[START OF MATERIALS PROVIDED]

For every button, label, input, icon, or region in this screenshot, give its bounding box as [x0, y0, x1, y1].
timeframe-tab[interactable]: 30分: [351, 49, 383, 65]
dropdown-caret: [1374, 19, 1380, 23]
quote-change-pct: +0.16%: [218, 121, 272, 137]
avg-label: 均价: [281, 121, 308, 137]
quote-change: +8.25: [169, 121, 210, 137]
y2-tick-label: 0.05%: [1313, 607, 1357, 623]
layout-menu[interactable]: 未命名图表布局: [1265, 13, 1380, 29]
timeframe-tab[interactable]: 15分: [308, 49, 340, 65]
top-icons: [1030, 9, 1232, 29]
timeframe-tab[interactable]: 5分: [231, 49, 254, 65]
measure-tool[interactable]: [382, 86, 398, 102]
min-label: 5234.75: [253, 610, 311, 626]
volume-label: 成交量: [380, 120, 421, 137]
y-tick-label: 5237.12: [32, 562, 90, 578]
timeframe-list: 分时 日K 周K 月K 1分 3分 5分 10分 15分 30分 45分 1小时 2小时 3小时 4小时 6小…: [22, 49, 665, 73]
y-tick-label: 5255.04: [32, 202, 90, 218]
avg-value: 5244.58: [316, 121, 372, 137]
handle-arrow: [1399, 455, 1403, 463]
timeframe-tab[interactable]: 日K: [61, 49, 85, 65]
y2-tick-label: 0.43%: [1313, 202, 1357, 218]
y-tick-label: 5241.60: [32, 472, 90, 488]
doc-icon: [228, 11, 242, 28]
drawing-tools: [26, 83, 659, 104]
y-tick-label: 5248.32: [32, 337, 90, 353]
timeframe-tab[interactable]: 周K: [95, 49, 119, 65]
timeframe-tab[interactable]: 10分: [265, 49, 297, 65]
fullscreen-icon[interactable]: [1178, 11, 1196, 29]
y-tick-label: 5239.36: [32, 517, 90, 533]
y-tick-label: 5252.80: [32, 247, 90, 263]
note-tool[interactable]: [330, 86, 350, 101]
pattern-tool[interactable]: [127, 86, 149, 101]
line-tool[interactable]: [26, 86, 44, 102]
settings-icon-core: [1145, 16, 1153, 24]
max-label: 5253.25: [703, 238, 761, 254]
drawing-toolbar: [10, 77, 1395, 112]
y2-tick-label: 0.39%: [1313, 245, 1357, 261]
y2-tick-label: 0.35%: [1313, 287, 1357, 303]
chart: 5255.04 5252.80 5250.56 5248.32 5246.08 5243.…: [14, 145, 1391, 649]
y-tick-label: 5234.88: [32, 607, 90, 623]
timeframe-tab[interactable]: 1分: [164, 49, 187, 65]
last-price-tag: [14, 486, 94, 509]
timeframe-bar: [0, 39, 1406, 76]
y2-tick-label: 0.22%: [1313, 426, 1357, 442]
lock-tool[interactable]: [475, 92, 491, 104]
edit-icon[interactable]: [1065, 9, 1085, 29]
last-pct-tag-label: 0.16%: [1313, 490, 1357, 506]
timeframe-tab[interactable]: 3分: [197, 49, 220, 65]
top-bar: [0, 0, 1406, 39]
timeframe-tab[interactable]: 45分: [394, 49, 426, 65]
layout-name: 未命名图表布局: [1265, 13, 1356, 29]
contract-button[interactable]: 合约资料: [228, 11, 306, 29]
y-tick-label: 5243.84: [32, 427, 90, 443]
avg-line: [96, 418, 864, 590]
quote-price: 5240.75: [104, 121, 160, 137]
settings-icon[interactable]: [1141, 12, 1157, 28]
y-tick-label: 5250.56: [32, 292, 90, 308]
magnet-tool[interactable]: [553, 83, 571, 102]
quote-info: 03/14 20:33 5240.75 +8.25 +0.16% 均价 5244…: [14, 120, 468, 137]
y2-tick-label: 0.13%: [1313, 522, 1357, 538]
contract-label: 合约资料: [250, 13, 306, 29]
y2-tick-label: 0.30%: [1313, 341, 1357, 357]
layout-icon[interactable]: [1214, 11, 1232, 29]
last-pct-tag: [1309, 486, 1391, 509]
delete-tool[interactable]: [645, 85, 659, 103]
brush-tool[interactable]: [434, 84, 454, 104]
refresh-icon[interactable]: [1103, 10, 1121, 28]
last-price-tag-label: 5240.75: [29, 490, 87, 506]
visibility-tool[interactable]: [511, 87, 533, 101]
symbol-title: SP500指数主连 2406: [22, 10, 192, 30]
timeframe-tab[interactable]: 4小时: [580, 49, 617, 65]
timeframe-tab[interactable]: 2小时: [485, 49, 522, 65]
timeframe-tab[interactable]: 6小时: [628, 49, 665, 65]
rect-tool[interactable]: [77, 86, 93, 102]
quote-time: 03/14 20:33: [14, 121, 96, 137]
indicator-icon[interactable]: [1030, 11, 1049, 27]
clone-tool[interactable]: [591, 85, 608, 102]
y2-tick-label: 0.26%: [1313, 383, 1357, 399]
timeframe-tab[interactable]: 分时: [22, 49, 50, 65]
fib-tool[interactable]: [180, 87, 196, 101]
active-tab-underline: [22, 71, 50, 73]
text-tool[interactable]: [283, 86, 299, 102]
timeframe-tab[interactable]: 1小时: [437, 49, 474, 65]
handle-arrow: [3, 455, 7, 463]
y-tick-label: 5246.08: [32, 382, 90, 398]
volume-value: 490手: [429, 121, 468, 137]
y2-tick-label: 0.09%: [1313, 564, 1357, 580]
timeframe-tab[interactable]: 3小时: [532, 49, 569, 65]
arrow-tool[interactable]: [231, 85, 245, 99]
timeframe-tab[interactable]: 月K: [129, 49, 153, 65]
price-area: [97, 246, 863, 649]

[END OF MATERIALS PROVIDED]

SET EXERCISE:
Present the lines above as a numbered list, omitting any blank lines.

ANSWER TO THE TASK:
1. For every button, label, input, icon, or region in this screenshot, give its bounding box as [x0, y0, x1, y1].
2. timeframe-tab[interactable]: 30分: [351, 49, 383, 65]
3. dropdown-caret: [1374, 19, 1380, 23]
4. quote-change-pct: +0.16%: [218, 121, 272, 137]
5. avg-label: 均价: [281, 121, 308, 137]
6. quote-change: +8.25: [169, 121, 210, 137]
7. y2-tick-label: 0.05%: [1313, 607, 1357, 623]
8. layout-menu[interactable]: 未命名图表布局: [1265, 13, 1380, 29]
9. timeframe-tab[interactable]: 15分: [308, 49, 340, 65]
10. top-icons: [1030, 9, 1232, 29]
11. timeframe-tab[interactable]: 5分: [231, 49, 254, 65]
12. measure-tool[interactable]: [382, 86, 398, 102]
13. min-label: 5234.75: [253, 610, 311, 626]
14. volume-label: 成交量: [380, 120, 421, 137]
15. y-tick-label: 5237.12: [32, 562, 90, 578]
16. timeframe-list: 分时 日K 周K 月K 1分 3分 5分 10分 15分 30分 45分 1小时 2小时 3小时 4小时 6小…: [22, 49, 665, 73]
17. y-tick-label: 5255.04: [32, 202, 90, 218]
18. avg-value: 5244.58: [316, 121, 372, 137]
19. handle-arrow: [1399, 455, 1403, 463]
20. timeframe-tab[interactable]: 日K: [61, 49, 85, 65]
21. y2-tick-label: 0.43%: [1313, 202, 1357, 218]
22. y-tick-label: 5241.60: [32, 472, 90, 488]
23. doc-icon: [228, 11, 242, 28]
24. drawing-tools: [26, 83, 659, 104]
25. y-tick-label: 5248.32: [32, 337, 90, 353]
26. timeframe-tab[interactable]: 周K: [95, 49, 119, 65]
27. timeframe-tab[interactable]: 10分: [265, 49, 297, 65]
28. fullscreen-icon[interactable]: [1178, 11, 1196, 29]
29. y-tick-label: 5239.36: [32, 517, 90, 533]
30. y-tick-label: 5252.80: [32, 247, 90, 263]
31. note-tool[interactable]: [330, 86, 350, 101]
32. pattern-tool[interactable]: [127, 86, 149, 101]
33. line-tool[interactable]: [26, 86, 44, 102]
34. settings-icon-core: [1145, 16, 1153, 24]
35. max-label: 5253.25: [703, 238, 761, 254]
36. drawing-toolbar: [10, 77, 1395, 112]
37. y2-tick-label: 0.39%: [1313, 245, 1357, 261]
38. y2-tick-label: 0.35%: [1313, 287, 1357, 303]
39. chart: 5255.04 5252.80 5250.56 5248.32 5246.08 5243.…: [14, 145, 1391, 649]
40. y-tick-label: 5234.88: [32, 607, 90, 623]
41. timeframe-tab[interactable]: 1分: [164, 49, 187, 65]
42. last-price-tag: [14, 486, 94, 509]
43. timeframe-bar: [0, 39, 1406, 76]
44. y2-tick-label: 0.22%: [1313, 426, 1357, 442]
45. lock-tool[interactable]: [475, 92, 491, 104]
46. edit-icon[interactable]: [1065, 9, 1085, 29]
47. last-pct-tag-label: 0.16%: [1313, 490, 1357, 506]
48. timeframe-tab[interactable]: 3分: [197, 49, 220, 65]
49. top-bar: [0, 0, 1406, 39]
50. timeframe-tab[interactable]: 45分: [394, 49, 426, 65]
51. layout-name: 未命名图表布局: [1265, 13, 1356, 29]
52. contract-button[interactable]: 合约资料: [228, 11, 306, 29]
53. y-tick-label: 5243.84: [32, 427, 90, 443]
54. avg-line: [96, 418, 864, 590]
55. quote-price: 5240.75: [104, 121, 160, 137]
56. settings-icon[interactable]: [1141, 12, 1157, 28]
57. y-tick-label: 5250.56: [32, 292, 90, 308]
58. magnet-tool[interactable]: [553, 83, 571, 102]
59. quote-info: 03/14 20:33 5240.75 +8.25 +0.16% 均价 5244…: [14, 120, 468, 137]
60. y2-tick-label: 0.13%: [1313, 522, 1357, 538]
61. contract-label: 合约资料: [250, 13, 306, 29]
62. y2-tick-label: 0.30%: [1313, 341, 1357, 357]
63. layout-icon[interactable]: [1214, 11, 1232, 29]
64. last-pct-tag: [1309, 486, 1391, 509]
65. delete-tool[interactable]: [645, 85, 659, 103]
66. brush-tool[interactable]: [434, 84, 454, 104]
67. refresh-icon[interactable]: [1103, 10, 1121, 28]
68. last-price-tag-label: 5240.75: [29, 490, 87, 506]
69. visibility-tool[interactable]: [511, 87, 533, 101]
70. symbol-title: SP500指数主连 2406: [22, 10, 192, 30]
71. timeframe-tab[interactable]: 4小时: [580, 49, 617, 65]
72. timeframe-tab[interactable]: 2小时: [485, 49, 522, 65]
73. timeframe-tab[interactable]: 6小时: [628, 49, 665, 65]
74. rect-tool[interactable]: [77, 86, 93, 102]
75. quote-time: 03/14 20:33: [14, 121, 96, 137]
76. indicator-icon[interactable]: [1030, 11, 1049, 27]
77. clone-tool[interactable]: [591, 85, 608, 102]
78. y2-tick-label: 0.26%: [1313, 383, 1357, 399]
79. timeframe-tab[interactable]: 分时: [22, 49, 50, 65]
80. fib-tool[interactable]: [180, 87, 196, 101]
81. active-tab-underline: [22, 71, 50, 73]
82. text-tool[interactable]: [283, 86, 299, 102]
83. timeframe-tab[interactable]: 1小时: [437, 49, 474, 65]
84. handle-arrow: [3, 455, 7, 463]
85. y-tick-label: 5246.08: [32, 382, 90, 398]
86. volume-value: 490手: [429, 121, 468, 137]
87. y2-tick-label: 0.09%: [1313, 564, 1357, 580]
88. timeframe-tab[interactable]: 3小时: [532, 49, 569, 65]
89. arrow-tool[interactable]: [231, 85, 245, 99]
90. timeframe-tab[interactable]: 月K: [129, 49, 153, 65]
91. price-area: [97, 246, 863, 649]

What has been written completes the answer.